TASK GOAL
Where a line of the listing below includes the word "this", reproduce that line.

-------

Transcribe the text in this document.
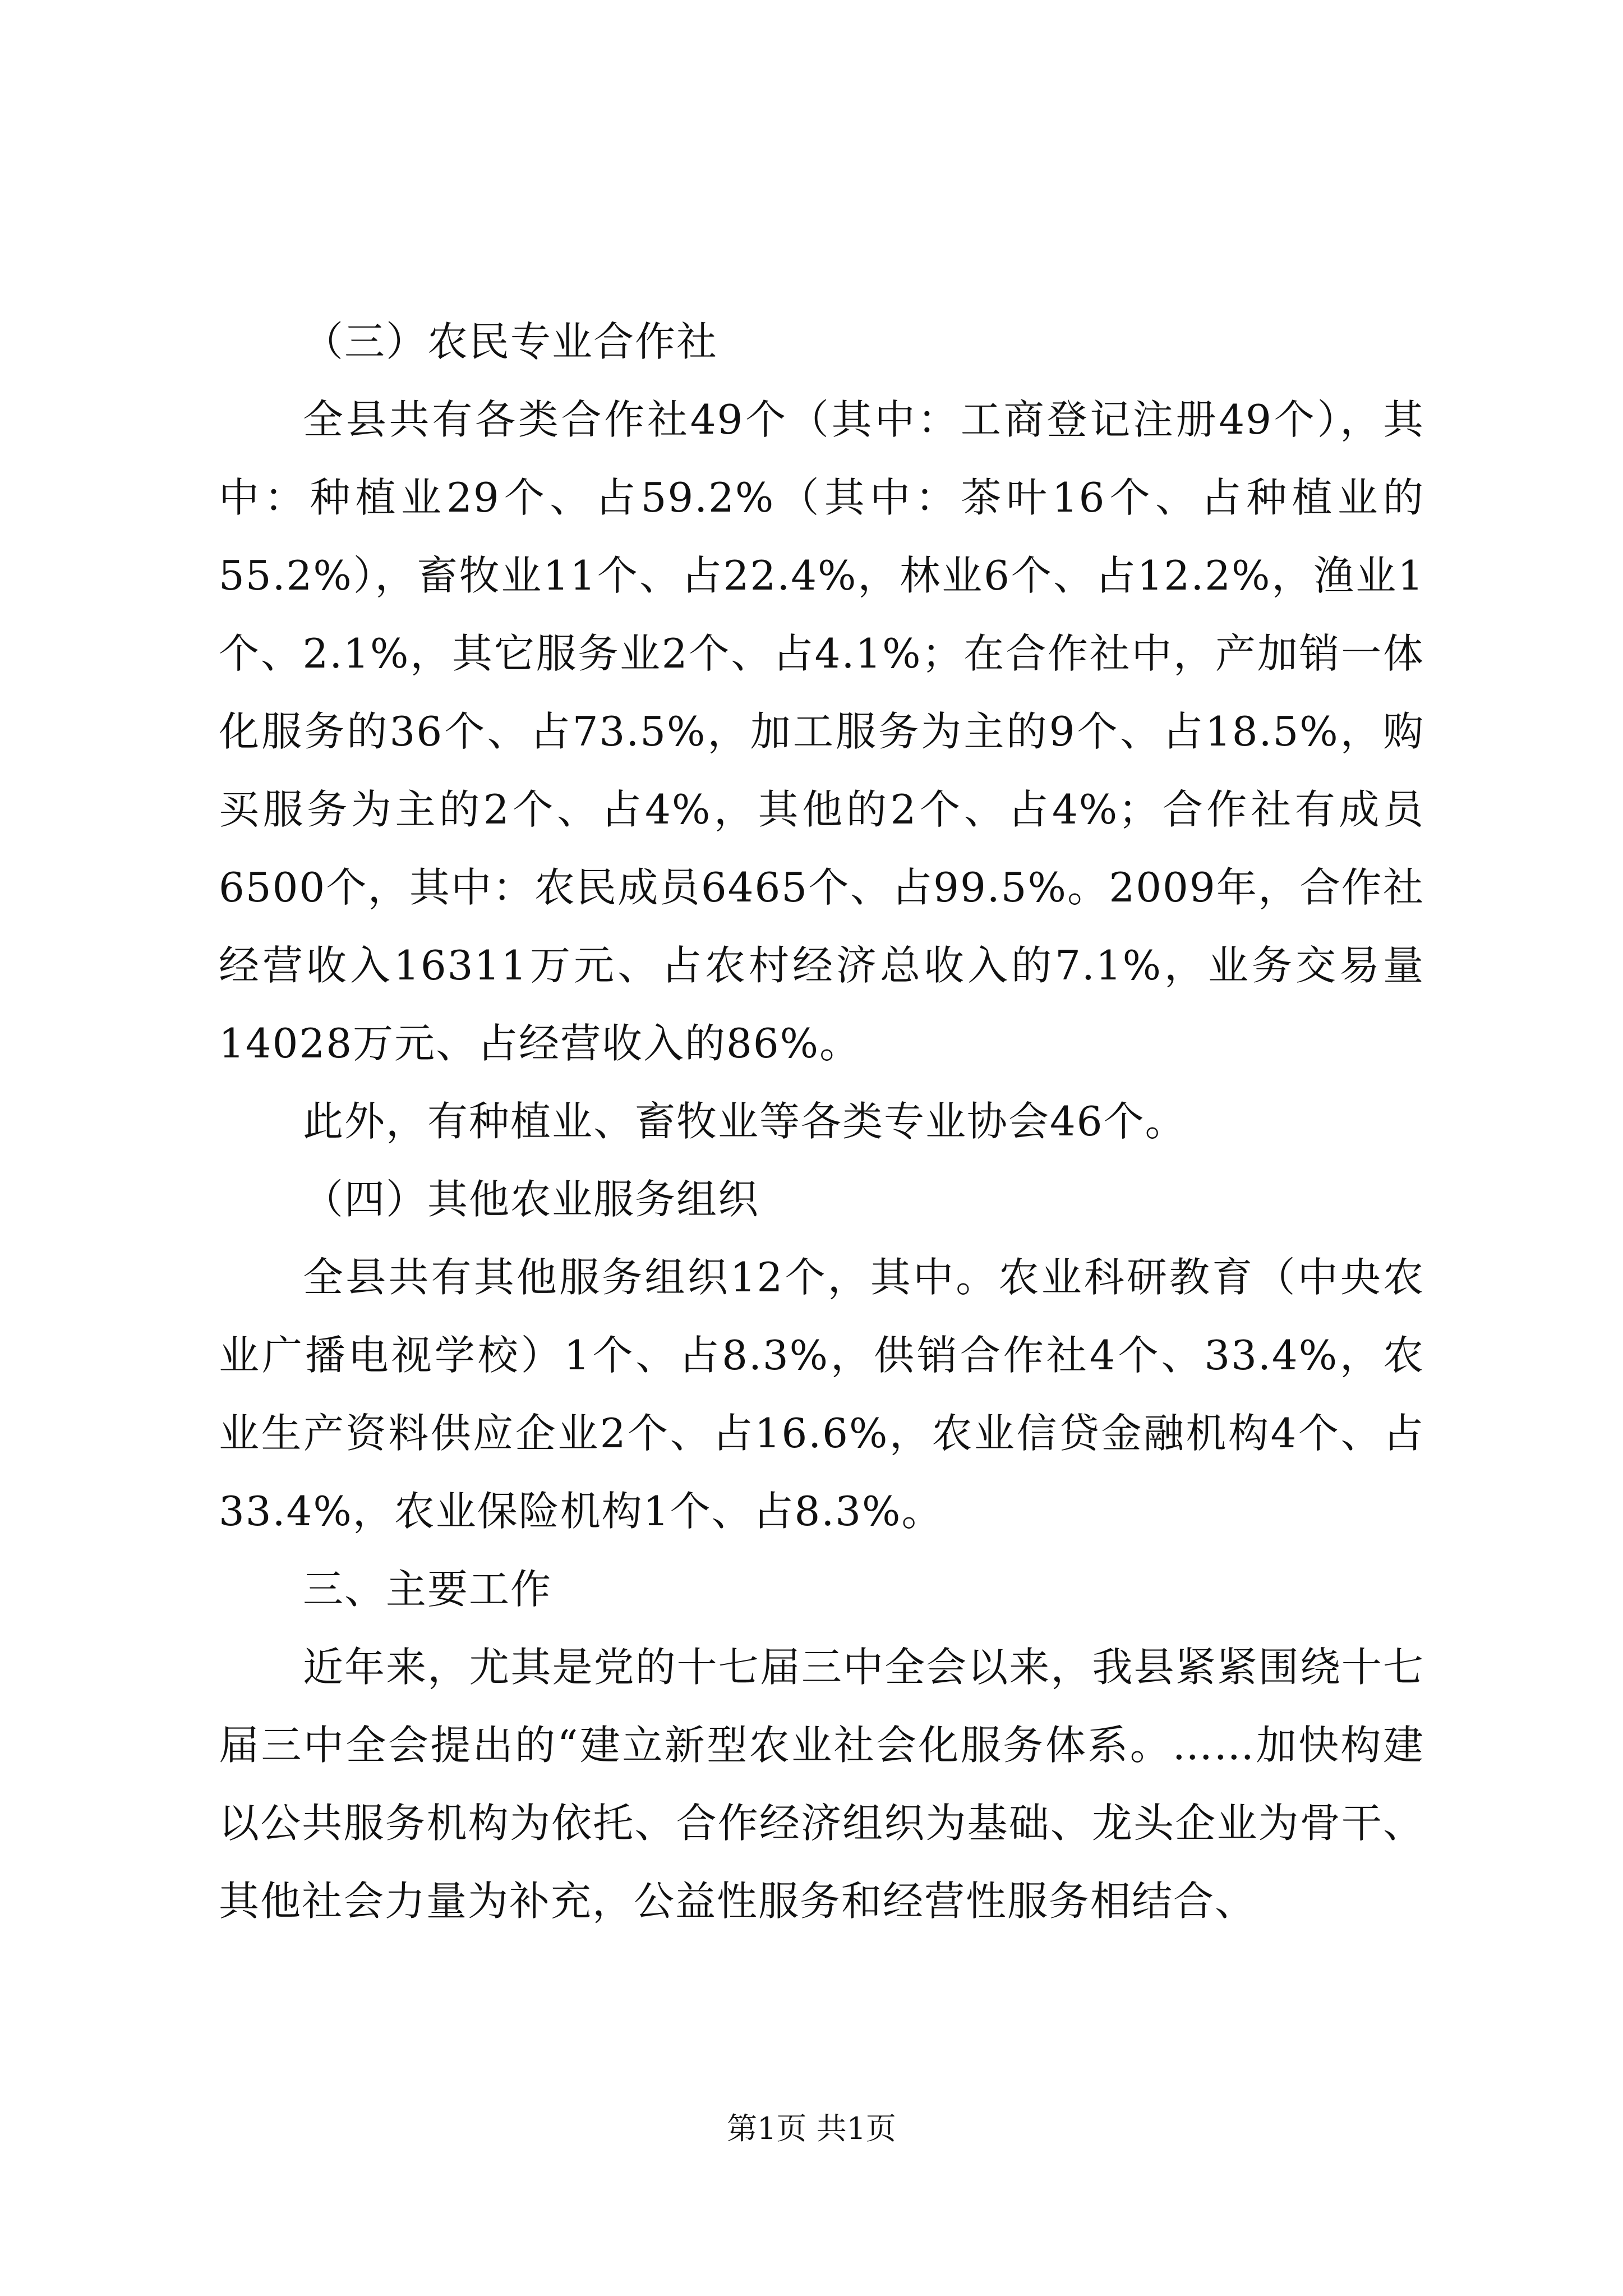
（三）农民专业合作社

全县共有各类合作社49个（其中：工商登记注册49个），其中：种植业29个、占59.2%（其中：茶叶16个、占种植业的55.2%），畜牧业11个、占22.4%，林业6个、占12.2%，渔业1个、2.1%，其它服务业2个、占4.1%；在合作社中，产加销一体化服务的36个、占73.5%，加工服务为主的9个、占18.5%，购买服务为主的2个、占4%，其他的2个、占4%；合作社有成员6500个，其中：农民成员6465个、占99.5%。2009年，合作社经营收入16311万元、占农村经济总收入的7.1%，业务交易量14028万元、占经营收入的86%。

此外，有种植业、畜牧业等各类专业协会46个。

（四）其他农业服务组织

全县共有其他服务组织12个，其中。农业科研教育（中央农业广播电视学校）1个、占8.3%，供销合作社4个、33.4%，农业生产资料供应企业2个、占16.6%，农业信贷金融机构4个、占33.4%，农业保险机构1个、占8.3%。

三、主要工作

近年来，尤其是党的十七届三中全会以来，我县紧紧围绕十七届三中全会提出的“建立新型农业社会化服务体系。……加快构建以公共服务机构为依托、合作经济组织为基础、龙头企业为骨干、其他社会力量为补充，公益性服务和经营性服务相结合、

第1页 共1页
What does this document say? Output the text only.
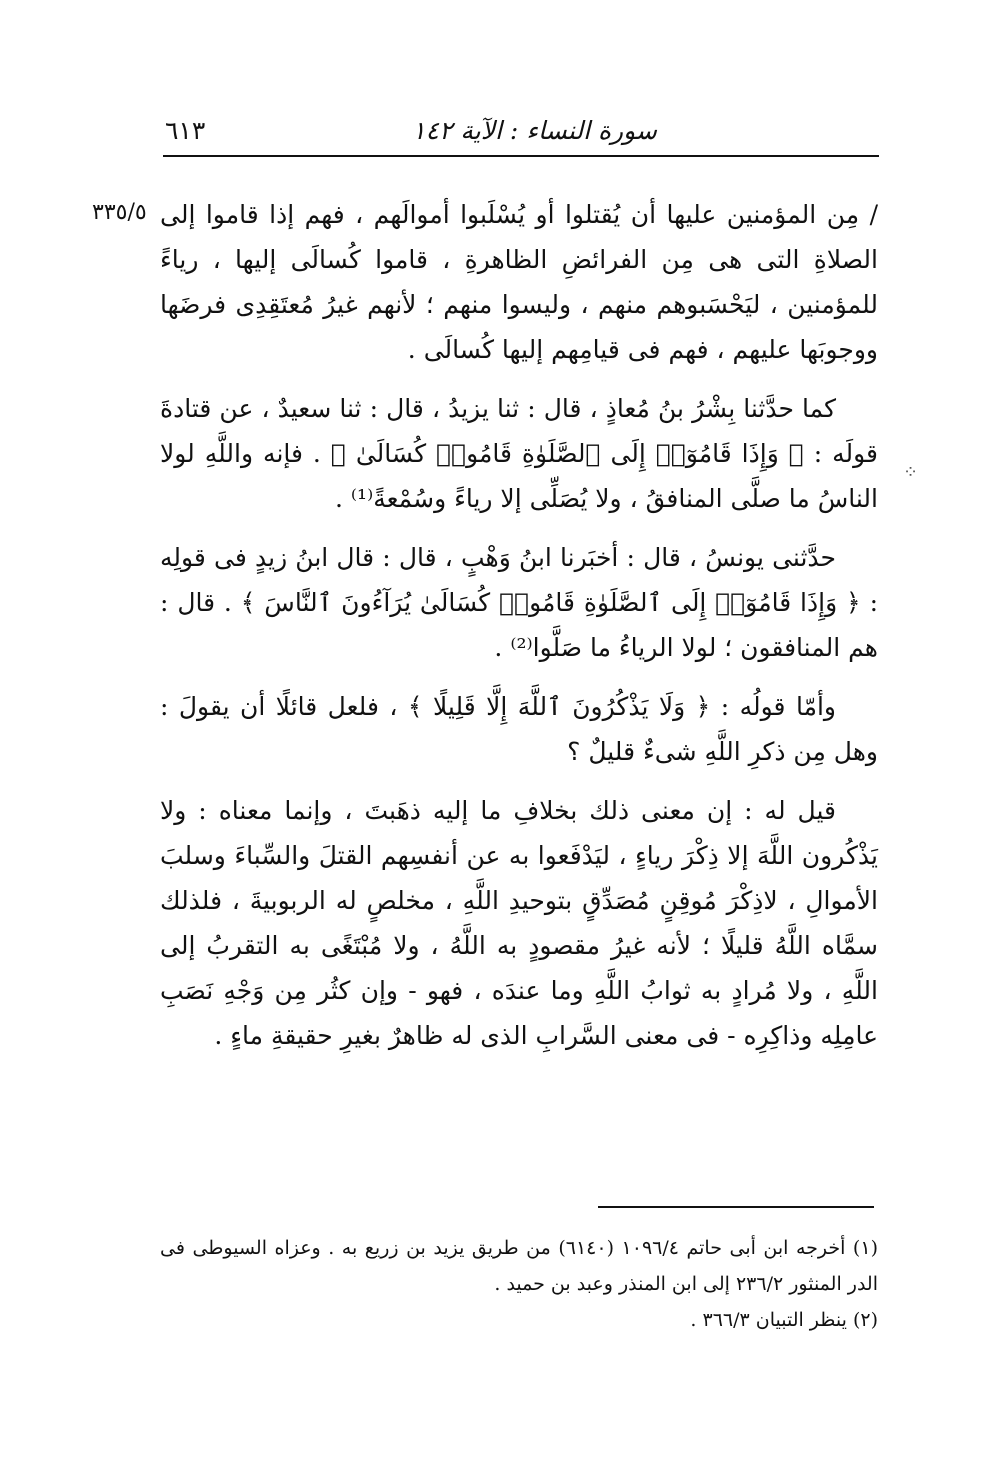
سورة النساء : الآية ١٤٢
٦١٣
٣٣٥/٥ / مِن المؤمنين عليها أن يُقتلوا أو يُسْلَبوا أموالَهم ، فهم إذا قاموا إلى الصلاةِ التى هى مِن الفرائضِ الظاهرةِ ، قاموا كُسالَى إليها ، رياءً للمؤمنين ، ليَحْسَبوهم منهم ، وليسوا منهم ؛ لأنهم غيرُ مُعتَقِدِى فرضَها ووجوبَها عليهم ، فهم فى قيامِهم إليها كُسالَى .

كما حدَّثنا بِشْرُ بنُ مُعاذٍ ، قال : ثنا يزيدُ ، قال : ثنا سعيدٌ ، عن قتادةَ قولَه : ﴿ وَإِذَا قَامُوٓا۟ إِلَى ٱلصَّلَوٰةِ قَامُوا۟ كُسَالَىٰ ﴾ . فإنه واللَّهِ لولا الناسُ ما صلَّى المنافقُ ، ولا يُصَلِّى إلا رياءً وسُمْعةً⁽¹⁾ .

حدَّثنى يونسُ ، قال : أخبَرنا ابنُ وَهْبٍ ، قال : قال ابنُ زيدٍ فى قولِه : ﴿ وَإِذَا قَامُوٓا۟ إِلَى ٱلصَّلَوٰةِ قَامُوا۟ كُسَالَىٰ يُرَآءُونَ ٱلنَّاسَ ﴾ . قال : هم المنافقون ؛ لولا الرياءُ ما صَلَّوا⁽²⁾ .

وأمّا قولُه : ﴿ وَلَا يَذْكُرُونَ ٱللَّهَ إِلَّا قَلِيلًا ﴾ ، فلعل قائلًا أن يقولَ : وهل مِن ذكرِ اللَّهِ شىءٌ قليلٌ ؟

قيل له : إن معنى ذلك بخلافِ ما إليه ذهَبتَ ، وإنما معناه : ولا يَذْكُرون اللَّهَ إلا ذِكْرَ رياءٍ ، ليَدْفَعوا به عن أنفسِهم القتلَ والسِّباءَ وسلبَ الأموالِ ، لاذِكْرَ مُوقِنٍ مُصَدِّقٍ بتوحيدِ اللَّهِ ، مخلصٍ له الربوبيةَ ، فلذلك سمَّاه اللَّهُ قليلًا ؛ لأنه غيرُ مقصودٍ به اللَّهُ ، ولا مُبْتَغًى به التقربُ إلى اللَّهِ ، ولا مُرادٍ به ثوابُ اللَّهِ وما عندَه ، فهو - وإن كثُر مِن وَجْهِ نَصَبِ عامِلِه وذاكِرِه - فى معنى السَّرابِ الذى له ظاهرٌ بغيرِ حقيقةِ ماءٍ .

⁘

(١) أخرجه ابن أبى حاتم ١٠٩٦/٤ (٦١٤٠) من طريق يزيد بن زريع به . وعزاه السيوطى فى الدر المنثور ٢٣٦/٢ إلى ابن المنذر وعبد بن حميد .

(٢) ينظر التبيان ٣٦٦/٣ .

-------

EXERCISE SOLUTION
Transcribe the text in this document.
What does this document say? Output the text only.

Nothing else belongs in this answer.